Requirement: Render every entry verbatim.

Given data:

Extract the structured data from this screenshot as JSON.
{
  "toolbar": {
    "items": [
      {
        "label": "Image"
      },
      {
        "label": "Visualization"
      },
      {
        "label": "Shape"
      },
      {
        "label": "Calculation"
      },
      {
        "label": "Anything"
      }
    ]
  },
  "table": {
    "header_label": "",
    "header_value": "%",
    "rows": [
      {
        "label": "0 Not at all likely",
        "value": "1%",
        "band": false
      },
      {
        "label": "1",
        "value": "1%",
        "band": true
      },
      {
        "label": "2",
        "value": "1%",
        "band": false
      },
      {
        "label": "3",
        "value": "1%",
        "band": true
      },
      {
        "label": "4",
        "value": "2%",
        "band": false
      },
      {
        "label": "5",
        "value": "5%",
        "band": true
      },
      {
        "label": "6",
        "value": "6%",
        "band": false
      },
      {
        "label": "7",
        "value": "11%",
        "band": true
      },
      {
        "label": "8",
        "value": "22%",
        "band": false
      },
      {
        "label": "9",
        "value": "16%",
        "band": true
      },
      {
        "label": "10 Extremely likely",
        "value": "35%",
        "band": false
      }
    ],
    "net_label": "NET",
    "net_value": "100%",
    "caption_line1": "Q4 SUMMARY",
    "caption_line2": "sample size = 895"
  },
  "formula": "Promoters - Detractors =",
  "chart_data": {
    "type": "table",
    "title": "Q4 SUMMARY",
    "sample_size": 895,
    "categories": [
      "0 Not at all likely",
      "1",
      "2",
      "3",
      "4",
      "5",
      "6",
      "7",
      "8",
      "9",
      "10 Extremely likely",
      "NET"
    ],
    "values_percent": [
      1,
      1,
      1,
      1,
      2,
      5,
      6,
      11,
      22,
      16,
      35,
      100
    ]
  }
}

Solved problem:
Extract the structured data from this screenshot as JSON.
{
  "toolbar": {
    "items": [
      {
        "label": "Image"
      },
      {
        "label": "Visualization"
      },
      {
        "label": "Shape"
      },
      {
        "label": "Calculation"
      },
      {
        "label": "Anything"
      }
    ]
  },
  "table": {
    "header_label": "",
    "header_value": "%",
    "rows": [
      {
        "label": "0 Not at all likely",
        "value": "1%",
        "band": false
      },
      {
        "label": "1",
        "value": "1%",
        "band": true
      },
      {
        "label": "2",
        "value": "1%",
        "band": false
      },
      {
        "label": "3",
        "value": "1%",
        "band": true
      },
      {
        "label": "4",
        "value": "2%",
        "band": false
      },
      {
        "label": "5",
        "value": "5%",
        "band": true
      },
      {
        "label": "6",
        "value": "6%",
        "band": false
      },
      {
        "label": "7",
        "value": "11%",
        "band": true
      },
      {
        "label": "8",
        "value": "22%",
        "band": false
      },
      {
        "label": "9",
        "value": "16%",
        "band": true
      },
      {
        "label": "10 Extremely likely",
        "value": "35%",
        "band": false
      }
    ],
    "net_label": "NET",
    "net_value": "100%",
    "caption_line1": "Q4 SUMMARY",
    "caption_line2": "sample size = 895"
  },
  "formula": "Promoters - Detractors =",
  "chart_data": {
    "type": "table",
    "title": "Q4 SUMMARY",
    "sample_size": 895,
    "categories": [
      "0 Not at all likely",
      "1",
      "2",
      "3",
      "4",
      "5",
      "6",
      "7",
      "8",
      "9",
      "10 Extremely likely",
      "NET"
    ],
    "values_percent": [
      1,
      1,
      1,
      1,
      2,
      5,
      6,
      11,
      22,
      16,
      35,
      100
    ]
  }
}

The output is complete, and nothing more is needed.